Stored entries
----------

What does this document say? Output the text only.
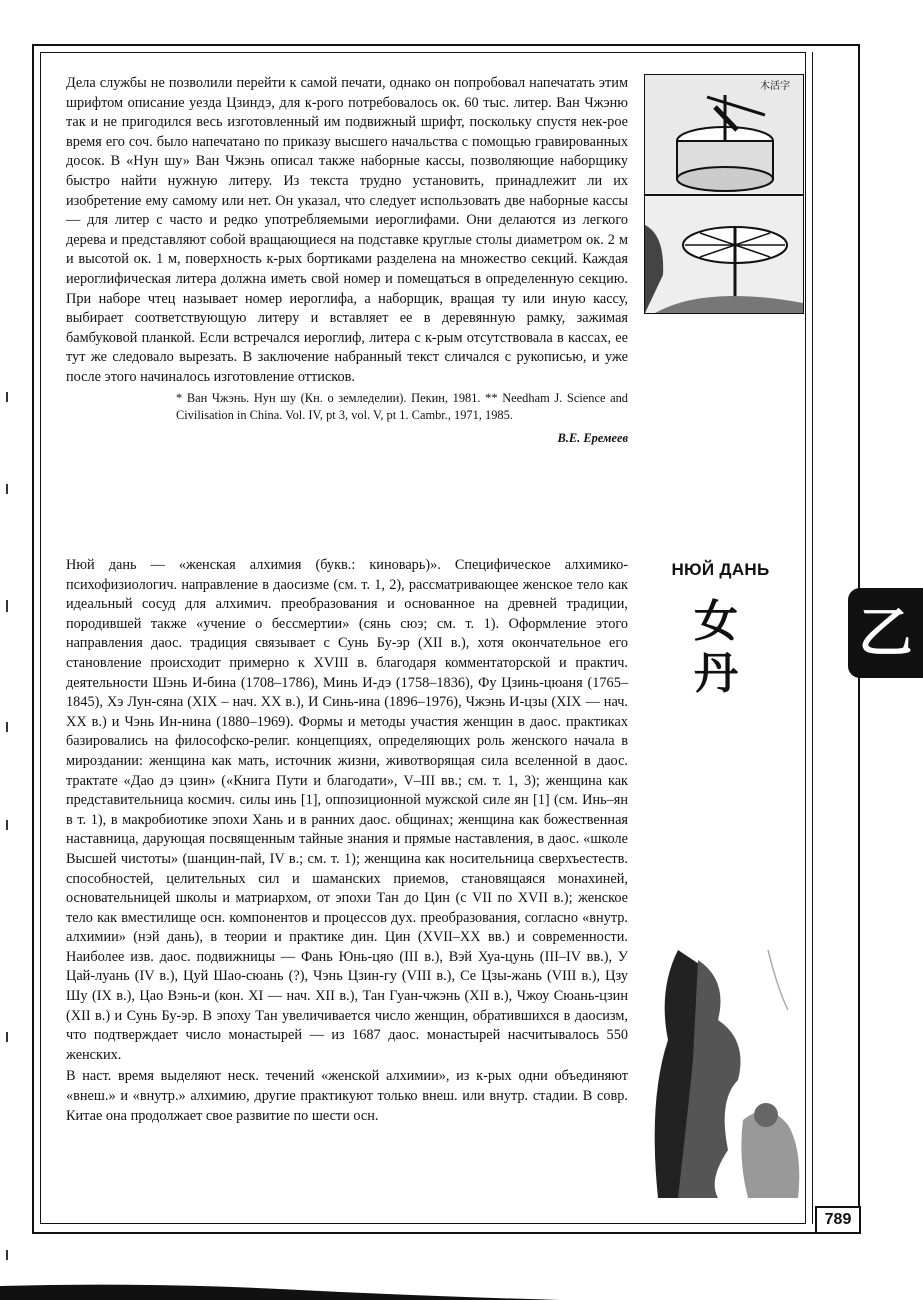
Дела службы не позволили перейти к самой печати, однако он попробовал напечатать этим шрифтом описание уезда Цзиндэ, для к-рого потребовалось ок. 60 тыс. литер. Ван Чжэню так и не пригодился весь изготовленный им подвижный шрифт, поскольку спустя нек-рое время его соч. было напечатано по приказу высшего начальства с помощью гравированных досок. В «Нун шу» Ван Чжэнь описал также наборные кассы, позволяющие наборщику быстро найти нужную литеру. Из текста трудно установить, принадлежит ли их изобретение ему самому или нет. Он указал, что следует использовать две наборные кассы — для литер с часто и редко употребляемыми иероглифами. Они делаются из легкого дерева и представляют собой вращающиеся на подставке круглые столы диаметром ок. 2 м и высотой ок. 1 м, поверхность к-рых бортиками разделена на множество секций. Каждая иероглифическая литера должна иметь свой номер и помещаться в определенную секцию. При наборе чтец называет номер иероглифа, а наборщик, вращая ту или иную кассу, выбирает соответствующую литеру и вставляет ее в деревянную рамку, зажимая бамбуковой планкой. Если встречался иероглиф, литера с к-рым отсутствовала в кассах, ее тут же следовало вырезать. В заключение набранный текст сличался с рукописью, и уже после этого начиналось изготовление оттисков.

* Ван Чжэнь. Нун шу (Кн. о земледелии). Пекин, 1981. ** Needham J. Science and Civilisation in China. Vol. IV, pt 3, vol. V, pt 1. Cambr., 1971, 1985.
В.Е. Еремеев
木活字

Нюй дань — «женская алхимия (букв.: киноварь)». Специфическое алхимико-психофизиологич. направление в даосизме (см. т. 1, 2), рассматривающее женское тело как идеальный сосуд для алхимич. преобразования и основанное на древней традиции, породившей также «учение о бессмертии» (сянь сюэ; см. т. 1). Оформление этого направления даос. традиция связывает с Сунь Бу-эр (XII в.), хотя окончательное его становление происходит примерно к XVIII в. благодаря комментаторской и практич. деятельности Шэнь И-бина (1708–1786), Минь И-дэ (1758–1836), Фу Цзинь-цюаня (1765–1845), Хэ Лун-сяна (XIX – нач. XX в.), И Синь-ина (1896–1976), Чжэнь И-цзы (XIX — нач. XX в.) и Чэнь Ин-нина (1880–1969). Формы и методы участия женщин в даос. практиках базировались на философско-религ. концепциях, определяющих роль женского начала в мироздании: женщина как мать, источник жизни, животворящая сила вселенной в даос. трактате «Дао дэ цзин» («Книга Пути и благодати», V–III вв.; см. т. 1, 3); женщина как представительница космич. силы инь [1], оппозиционной мужской силе ян [1] (см. Инь–ян в т. 1), в макробиотике эпохи Хань и в ранних даос. общинах; женщина как божественная наставница, дарующая посвященным тайные знания и прямые наставления, в даос. «школе Высшей чистоты» (шанцин-пай, IV в.; см. т. 1); женщина как носительница сверхъестеств. способностей, целительных сил и шаманских приемов, становящаяся монахиней, основательницей школы и матриархом, от эпохи Тан до Цин (с VII по XVII в.); женское тело как вместилище осн. компонентов и процессов дух. преобразования, согласно «внутр. алхимии» (нэй дань), в теории и практике дин. Цин (XVII–XX вв.) и современности. Наиболее изв. даос. подвижницы — Фань Юнь-цяо (III в.), Вэй Хуа-цунь (III–IV вв.), У Цай-луань (IV в.), Цуй Шао-сюань (?), Чэнь Цзин-гу (VIII в.), Се Цзы-жань (VIII в.), Цзу Шу (IX в.), Цао Вэнь-и (кон. XI — нач. XII в.), Тан Гуан-чжэнь (XII в.), Чжоу Сюань-цзин (XII в.) и Сунь Бу-эр. В эпоху Тан увеличивается число женщин, обратившихся в даосизм, что подтверждает число монастырей — из 1687 даос. монастырей насчитывалось 550 женских.

В наст. время выделяют неск. течений «женской алхимии», из к-рых одни объединяют «внеш.» и «внутр.» алхимию, другие практикуют только внеш. или внутр. стадии. В совр. Китае она продолжает свое развитие по шести осн.

НЮЙ ДАНЬ
女
丹
乙
789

----------

* **DO THIS**: Give back the whole listing as it stands, minus its pictures.

* **EXERCISE SOLUTION**:
What does this document say? Output the text only.
Дела службы не позволили перейти к самой печати, однако он попробовал напечатать этим шрифтом описание уезда Цзиндэ, для к-рого потребовалось ок. 60 тыс. литер. Ван Чжэню так и не пригодился весь изготовленный им подвижный шрифт, поскольку спустя нек-рое время его соч. было напечатано по приказу высшего начальства с помощью гравированных досок. В «Нун шу» Ван Чжэнь описал также наборные кассы, позволяющие наборщику быстро найти нужную литеру. Из текста трудно установить, принадлежит ли их изобретение ему самому или нет. Он указал, что следует использовать две наборные кассы — для литер с часто и редко употребляемыми иероглифами. Они делаются из легкого дерева и представляют собой вращающиеся на подставке круглые столы диаметром ок. 2 м и высотой ок. 1 м, поверхность к-рых бортиками разделена на множество секций. Каждая иероглифическая литера должна иметь свой номер и помещаться в определенную секцию. При наборе чтец называет номер иероглифа, а наборщик, вращая ту или иную кассу, выбирает соответствующую литеру и вставляет ее в деревянную рамку, зажимая бамбуковой планкой. Если встречался иероглиф, литера с к-рым отсутствовала в кассах, ее тут же следовало вырезать. В заключение набранный текст сличался с рукописью, и уже после этого начиналось изготовление оттисков.

* Ван Чжэнь. Нун шу (Кн. о земледелии). Пекин, 1981. ** Needham J. Science and Civilisation in China. Vol. IV, pt 3, vol. V, pt 1. Cambr., 1971, 1985.
В.Е. Еремеев
木活字

Нюй дань — «женская алхимия (букв.: киноварь)». Специфическое алхимико-психофизиологич. направление в даосизме (см. т. 1, 2), рассматривающее женское тело как идеальный сосуд для алхимич. преобразования и основанное на древней традиции, породившей также «учение о бессмертии» (сянь сюэ; см. т. 1). Оформление этого направления даос. традиция связывает с Сунь Бу-эр (XII в.), хотя окончательное его становление происходит примерно к XVIII в. благодаря комментаторской и практич. деятельности Шэнь И-бина (1708–1786), Минь И-дэ (1758–1836), Фу Цзинь-цюаня (1765–1845), Хэ Лун-сяна (XIX – нач. XX в.), И Синь-ина (1896–1976), Чжэнь И-цзы (XIX — нач. XX в.) и Чэнь Ин-нина (1880–1969). Формы и методы участия женщин в даос. практиках базировались на философско-религ. концепциях, определяющих роль женского начала в мироздании: женщина как мать, источник жизни, животворящая сила вселенной в даос. трактате «Дао дэ цзин» («Книга Пути и благодати», V–III вв.; см. т. 1, 3); женщина как представительница космич. силы инь [1], оппозиционной мужской силе ян [1] (см. Инь–ян в т. 1), в макробиотике эпохи Хань и в ранних даос. общинах; женщина как божественная наставница, дарующая посвященным тайные знания и прямые наставления, в даос. «школе Высшей чистоты» (шанцин-пай, IV в.; см. т. 1); женщина как носительница сверхъестеств. способностей, целительных сил и шаманских приемов, становящаяся монахиней, основательницей школы и матриархом, от эпохи Тан до Цин (с VII по XVII в.); женское тело как вместилище осн. компонентов и процессов дух. преобразования, согласно «внутр. алхимии» (нэй дань), в теории и практике дин. Цин (XVII–XX вв.) и современности. Наиболее изв. даос. подвижницы — Фань Юнь-цяо (III в.), Вэй Хуа-цунь (III–IV вв.), У Цай-луань (IV в.), Цуй Шао-сюань (?), Чэнь Цзин-гу (VIII в.), Се Цзы-жань (VIII в.), Цзу Шу (IX в.), Цао Вэнь-и (кон. XI — нач. XII в.), Тан Гуан-чжэнь (XII в.), Чжоу Сюань-цзин (XII в.) и Сунь Бу-эр. В эпоху Тан увеличивается число женщин, обратившихся в даосизм, что подтверждает число монастырей — из 1687 даос. монастырей насчитывалось 550 женских.

В наст. время выделяют неск. течений «женской алхимии», из к-рых одни объединяют «внеш.» и «внутр.» алхимию, другие практикуют только внеш. или внутр. стадии. В совр. Китае она продолжает свое развитие по шести осн.

НЮЙ ДАНЬ
女
丹
乙
789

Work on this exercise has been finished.